_SET TASK_
Quote the lines below word for word, starting at the line that contains "Annotate this image: element" and ending at the line that contains "text-segment: et pendant".

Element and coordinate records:
□ □ □ □

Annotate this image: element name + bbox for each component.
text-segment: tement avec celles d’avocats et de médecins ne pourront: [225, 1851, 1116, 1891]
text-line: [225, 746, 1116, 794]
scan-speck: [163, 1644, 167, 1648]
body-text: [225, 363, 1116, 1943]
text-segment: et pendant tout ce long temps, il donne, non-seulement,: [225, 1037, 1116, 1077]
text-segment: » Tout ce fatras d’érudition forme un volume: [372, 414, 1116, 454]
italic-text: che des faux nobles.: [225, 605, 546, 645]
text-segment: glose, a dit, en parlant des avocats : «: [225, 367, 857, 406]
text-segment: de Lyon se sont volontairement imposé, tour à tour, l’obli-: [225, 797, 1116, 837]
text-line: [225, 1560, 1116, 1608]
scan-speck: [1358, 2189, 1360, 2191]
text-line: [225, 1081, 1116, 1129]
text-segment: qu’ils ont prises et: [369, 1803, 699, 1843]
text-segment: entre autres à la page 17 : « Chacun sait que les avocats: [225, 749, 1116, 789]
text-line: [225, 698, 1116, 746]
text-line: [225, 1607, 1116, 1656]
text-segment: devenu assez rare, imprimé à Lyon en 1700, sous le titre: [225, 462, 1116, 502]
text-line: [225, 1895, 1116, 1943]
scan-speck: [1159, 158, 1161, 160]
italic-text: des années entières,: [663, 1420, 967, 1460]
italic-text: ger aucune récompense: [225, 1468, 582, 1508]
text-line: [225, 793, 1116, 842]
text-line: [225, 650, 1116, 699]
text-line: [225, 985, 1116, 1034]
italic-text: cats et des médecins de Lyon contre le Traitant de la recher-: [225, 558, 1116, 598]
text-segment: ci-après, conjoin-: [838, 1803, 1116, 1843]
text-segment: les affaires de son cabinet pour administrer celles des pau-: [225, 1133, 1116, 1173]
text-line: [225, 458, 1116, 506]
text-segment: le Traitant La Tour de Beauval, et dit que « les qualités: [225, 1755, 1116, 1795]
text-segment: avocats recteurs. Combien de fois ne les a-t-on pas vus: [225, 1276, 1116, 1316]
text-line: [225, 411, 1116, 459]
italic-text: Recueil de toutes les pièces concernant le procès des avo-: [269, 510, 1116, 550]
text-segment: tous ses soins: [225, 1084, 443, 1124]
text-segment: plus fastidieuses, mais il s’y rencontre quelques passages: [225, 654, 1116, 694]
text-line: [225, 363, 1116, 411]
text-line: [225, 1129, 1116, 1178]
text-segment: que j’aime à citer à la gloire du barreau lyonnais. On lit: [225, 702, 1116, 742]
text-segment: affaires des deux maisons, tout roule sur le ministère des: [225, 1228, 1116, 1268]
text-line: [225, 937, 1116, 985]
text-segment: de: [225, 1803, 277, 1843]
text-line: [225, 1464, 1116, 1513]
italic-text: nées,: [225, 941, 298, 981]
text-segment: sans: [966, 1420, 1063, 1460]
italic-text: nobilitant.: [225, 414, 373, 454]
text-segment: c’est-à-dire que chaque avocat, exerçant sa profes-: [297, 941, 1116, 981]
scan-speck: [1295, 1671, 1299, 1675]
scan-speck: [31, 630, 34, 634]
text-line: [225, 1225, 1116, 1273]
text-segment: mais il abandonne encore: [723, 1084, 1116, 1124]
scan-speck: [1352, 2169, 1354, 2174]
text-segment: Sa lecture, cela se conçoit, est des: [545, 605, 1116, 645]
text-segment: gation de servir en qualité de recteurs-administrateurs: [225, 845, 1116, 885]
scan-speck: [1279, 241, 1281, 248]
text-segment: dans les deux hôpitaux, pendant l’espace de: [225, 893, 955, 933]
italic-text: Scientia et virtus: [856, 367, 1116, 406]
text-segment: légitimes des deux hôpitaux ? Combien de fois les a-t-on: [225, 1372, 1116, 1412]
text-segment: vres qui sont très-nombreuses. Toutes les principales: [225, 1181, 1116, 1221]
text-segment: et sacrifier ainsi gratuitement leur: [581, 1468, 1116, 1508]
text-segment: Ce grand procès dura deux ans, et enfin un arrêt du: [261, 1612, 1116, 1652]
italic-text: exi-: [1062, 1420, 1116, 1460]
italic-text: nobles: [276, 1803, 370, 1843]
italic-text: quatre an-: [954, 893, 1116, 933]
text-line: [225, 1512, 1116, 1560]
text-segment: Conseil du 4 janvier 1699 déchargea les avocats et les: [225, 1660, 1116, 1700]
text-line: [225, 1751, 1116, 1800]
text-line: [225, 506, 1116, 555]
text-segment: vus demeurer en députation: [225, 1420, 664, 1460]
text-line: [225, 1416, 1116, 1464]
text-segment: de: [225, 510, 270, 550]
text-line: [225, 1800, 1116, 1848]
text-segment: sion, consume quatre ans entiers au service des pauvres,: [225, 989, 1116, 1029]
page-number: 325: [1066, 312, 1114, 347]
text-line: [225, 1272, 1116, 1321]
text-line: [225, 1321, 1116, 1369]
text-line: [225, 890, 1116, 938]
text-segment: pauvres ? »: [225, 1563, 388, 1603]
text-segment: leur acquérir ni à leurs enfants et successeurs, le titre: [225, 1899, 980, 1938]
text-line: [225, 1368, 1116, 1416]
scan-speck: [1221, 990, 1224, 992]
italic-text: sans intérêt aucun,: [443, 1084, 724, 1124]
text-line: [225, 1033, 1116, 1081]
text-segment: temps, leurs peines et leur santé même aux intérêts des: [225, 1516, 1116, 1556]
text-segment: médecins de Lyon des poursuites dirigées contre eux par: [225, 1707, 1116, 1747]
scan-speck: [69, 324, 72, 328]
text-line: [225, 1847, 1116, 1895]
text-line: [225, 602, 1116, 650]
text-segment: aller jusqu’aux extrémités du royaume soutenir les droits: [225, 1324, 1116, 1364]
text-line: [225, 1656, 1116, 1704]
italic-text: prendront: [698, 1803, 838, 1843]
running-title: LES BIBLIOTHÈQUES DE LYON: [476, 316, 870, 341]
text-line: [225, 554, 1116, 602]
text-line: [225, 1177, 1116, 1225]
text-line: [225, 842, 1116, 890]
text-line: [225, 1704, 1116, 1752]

□ □ □ □

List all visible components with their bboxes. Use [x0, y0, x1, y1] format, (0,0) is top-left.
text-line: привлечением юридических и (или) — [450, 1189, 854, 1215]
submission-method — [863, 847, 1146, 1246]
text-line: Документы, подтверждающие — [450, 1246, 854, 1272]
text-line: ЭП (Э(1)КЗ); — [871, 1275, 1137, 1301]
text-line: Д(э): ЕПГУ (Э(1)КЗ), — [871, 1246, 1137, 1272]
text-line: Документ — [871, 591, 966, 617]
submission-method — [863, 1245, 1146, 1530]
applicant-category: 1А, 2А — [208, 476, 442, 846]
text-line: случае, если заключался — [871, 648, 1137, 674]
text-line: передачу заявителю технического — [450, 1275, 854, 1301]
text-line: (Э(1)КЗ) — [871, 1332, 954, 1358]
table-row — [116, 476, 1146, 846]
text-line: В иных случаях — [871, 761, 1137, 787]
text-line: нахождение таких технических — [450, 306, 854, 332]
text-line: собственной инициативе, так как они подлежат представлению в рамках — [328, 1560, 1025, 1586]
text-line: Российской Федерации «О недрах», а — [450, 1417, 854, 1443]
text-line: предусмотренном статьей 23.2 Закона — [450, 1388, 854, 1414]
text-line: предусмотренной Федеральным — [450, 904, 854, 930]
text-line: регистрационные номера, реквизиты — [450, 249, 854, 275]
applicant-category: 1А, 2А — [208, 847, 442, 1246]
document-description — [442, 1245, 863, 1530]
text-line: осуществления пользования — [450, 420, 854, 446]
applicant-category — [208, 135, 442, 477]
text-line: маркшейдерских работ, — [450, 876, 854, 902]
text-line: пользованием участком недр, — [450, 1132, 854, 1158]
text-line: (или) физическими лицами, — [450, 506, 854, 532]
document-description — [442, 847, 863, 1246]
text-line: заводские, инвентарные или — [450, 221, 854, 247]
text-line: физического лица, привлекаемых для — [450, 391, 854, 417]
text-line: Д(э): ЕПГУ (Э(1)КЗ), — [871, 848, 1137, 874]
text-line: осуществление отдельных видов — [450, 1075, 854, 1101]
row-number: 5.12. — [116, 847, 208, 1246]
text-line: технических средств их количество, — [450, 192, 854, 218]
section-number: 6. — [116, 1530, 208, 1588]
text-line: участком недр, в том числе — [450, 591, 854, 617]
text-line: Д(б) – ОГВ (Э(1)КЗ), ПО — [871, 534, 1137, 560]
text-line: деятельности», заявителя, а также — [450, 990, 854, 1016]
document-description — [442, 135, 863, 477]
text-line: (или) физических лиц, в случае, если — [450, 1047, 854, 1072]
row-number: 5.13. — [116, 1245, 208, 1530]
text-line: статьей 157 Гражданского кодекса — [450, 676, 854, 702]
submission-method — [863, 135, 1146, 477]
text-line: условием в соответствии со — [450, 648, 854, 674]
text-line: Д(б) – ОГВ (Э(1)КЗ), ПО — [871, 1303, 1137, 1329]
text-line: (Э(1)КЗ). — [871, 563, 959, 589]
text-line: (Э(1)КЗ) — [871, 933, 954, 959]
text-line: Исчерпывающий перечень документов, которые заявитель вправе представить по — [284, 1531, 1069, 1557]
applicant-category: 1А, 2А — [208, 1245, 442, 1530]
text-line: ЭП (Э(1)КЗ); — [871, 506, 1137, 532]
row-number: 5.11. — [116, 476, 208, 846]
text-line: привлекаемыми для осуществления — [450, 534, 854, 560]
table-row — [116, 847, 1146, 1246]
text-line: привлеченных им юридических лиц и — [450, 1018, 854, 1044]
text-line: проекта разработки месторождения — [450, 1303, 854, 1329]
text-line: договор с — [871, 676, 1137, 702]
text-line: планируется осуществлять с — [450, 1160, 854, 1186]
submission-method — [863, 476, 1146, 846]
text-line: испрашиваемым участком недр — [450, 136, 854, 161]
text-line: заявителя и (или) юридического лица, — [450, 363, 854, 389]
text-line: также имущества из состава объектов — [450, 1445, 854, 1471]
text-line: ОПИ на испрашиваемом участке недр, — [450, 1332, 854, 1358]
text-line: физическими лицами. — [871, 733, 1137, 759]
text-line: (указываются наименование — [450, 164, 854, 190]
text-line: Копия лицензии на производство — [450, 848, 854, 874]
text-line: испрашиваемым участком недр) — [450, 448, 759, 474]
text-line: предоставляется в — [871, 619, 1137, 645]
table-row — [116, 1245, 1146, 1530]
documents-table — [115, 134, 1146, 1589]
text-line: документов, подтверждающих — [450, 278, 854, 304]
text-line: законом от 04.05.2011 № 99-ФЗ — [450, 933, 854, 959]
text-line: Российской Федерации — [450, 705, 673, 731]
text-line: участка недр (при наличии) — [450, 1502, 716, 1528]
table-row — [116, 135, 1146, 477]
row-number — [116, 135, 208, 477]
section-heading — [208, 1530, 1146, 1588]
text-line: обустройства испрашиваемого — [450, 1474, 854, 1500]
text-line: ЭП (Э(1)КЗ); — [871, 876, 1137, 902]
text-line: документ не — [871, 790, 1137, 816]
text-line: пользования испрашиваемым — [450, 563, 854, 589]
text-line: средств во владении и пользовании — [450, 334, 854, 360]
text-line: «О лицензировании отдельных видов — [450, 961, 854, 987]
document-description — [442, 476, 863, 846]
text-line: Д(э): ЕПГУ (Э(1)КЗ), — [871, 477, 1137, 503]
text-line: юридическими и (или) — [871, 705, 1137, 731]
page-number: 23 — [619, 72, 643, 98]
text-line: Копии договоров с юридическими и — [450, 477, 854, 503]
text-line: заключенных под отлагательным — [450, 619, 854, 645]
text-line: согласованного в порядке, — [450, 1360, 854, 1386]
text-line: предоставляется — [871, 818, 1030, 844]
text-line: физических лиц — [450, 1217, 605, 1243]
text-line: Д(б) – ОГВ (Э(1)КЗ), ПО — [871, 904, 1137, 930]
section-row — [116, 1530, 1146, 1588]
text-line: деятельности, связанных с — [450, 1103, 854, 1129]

□ □ □ □

_TASK ANSWER_
Annotate this image: element name + bbox for each component.
text-segment: tement avec celles d’avocats et de médecins ne pourront: [225, 1851, 1116, 1891]
text-line: [225, 746, 1116, 794]
scan-speck: [163, 1644, 167, 1648]
body-text: [225, 363, 1116, 1943]
text-segment: et pendant tout ce long temps, il donne, non-seulement,: [225, 1037, 1116, 1077]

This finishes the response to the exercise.